Quote each record exactly, please, leaving none out.

──────────────────────────────

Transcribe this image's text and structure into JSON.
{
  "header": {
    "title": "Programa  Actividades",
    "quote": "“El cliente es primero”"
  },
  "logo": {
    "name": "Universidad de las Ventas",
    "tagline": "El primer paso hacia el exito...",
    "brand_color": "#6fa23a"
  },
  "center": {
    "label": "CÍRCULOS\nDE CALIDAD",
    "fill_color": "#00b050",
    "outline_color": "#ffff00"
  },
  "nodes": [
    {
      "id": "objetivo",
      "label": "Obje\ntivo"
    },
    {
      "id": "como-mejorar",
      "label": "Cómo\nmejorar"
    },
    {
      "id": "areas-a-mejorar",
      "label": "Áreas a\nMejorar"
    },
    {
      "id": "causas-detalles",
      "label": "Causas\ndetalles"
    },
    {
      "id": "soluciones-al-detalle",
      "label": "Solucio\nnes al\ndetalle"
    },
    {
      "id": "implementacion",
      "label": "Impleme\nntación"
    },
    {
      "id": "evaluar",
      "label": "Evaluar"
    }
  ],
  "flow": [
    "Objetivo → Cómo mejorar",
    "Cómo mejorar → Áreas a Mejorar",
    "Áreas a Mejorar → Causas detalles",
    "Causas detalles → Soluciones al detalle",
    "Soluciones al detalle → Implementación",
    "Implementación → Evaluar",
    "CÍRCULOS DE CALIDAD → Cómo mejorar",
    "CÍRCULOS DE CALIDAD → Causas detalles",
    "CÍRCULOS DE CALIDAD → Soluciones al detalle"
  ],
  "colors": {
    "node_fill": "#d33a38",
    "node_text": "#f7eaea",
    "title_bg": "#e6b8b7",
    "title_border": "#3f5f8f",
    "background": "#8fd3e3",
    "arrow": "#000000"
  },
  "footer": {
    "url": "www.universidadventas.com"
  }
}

──────────────────────────────

◆ **Answer to the exercise**:
Transcribe this image's text and structure into JSON.
{
  "header": {
    "title": "Programa  Actividades",
    "quote": "“El cliente es primero”"
  },
  "logo": {
    "name": "Universidad de las Ventas",
    "tagline": "El primer paso hacia el exito...",
    "brand_color": "#6fa23a"
  },
  "center": {
    "label": "CÍRCULOS\nDE CALIDAD",
    "fill_color": "#00b050",
    "outline_color": "#ffff00"
  },
  "nodes": [
    {
      "id": "objetivo",
      "label": "Obje\ntivo"
    },
    {
      "id": "como-mejorar",
      "label": "Cómo\nmejorar"
    },
    {
      "id": "areas-a-mejorar",
      "label": "Áreas a\nMejorar"
    },
    {
      "id": "causas-detalles",
      "label": "Causas\ndetalles"
    },
    {
      "id": "soluciones-al-detalle",
      "label": "Solucio\nnes al\ndetalle"
    },
    {
      "id": "implementacion",
      "label": "Impleme\nntación"
    },
    {
      "id": "evaluar",
      "label": "Evaluar"
    }
  ],
  "flow": [
    "Objetivo → Cómo mejorar",
    "Cómo mejorar → Áreas a Mejorar",
    "Áreas a Mejorar → Causas detalles",
    "Causas detalles → Soluciones al detalle",
    "Soluciones al detalle → Implementación",
    "Implementación → Evaluar",
    "CÍRCULOS DE CALIDAD → Cómo mejorar",
    "CÍRCULOS DE CALIDAD → Causas detalles",
    "CÍRCULOS DE CALIDAD → Soluciones al detalle"
  ],
  "colors": {
    "node_fill": "#d33a38",
    "node_text": "#f7eaea",
    "title_bg": "#e6b8b7",
    "title_border": "#3f5f8f",
    "background": "#8fd3e3",
    "arrow": "#000000"
  },
  "footer": {
    "url": "www.universidadventas.com"
  }
}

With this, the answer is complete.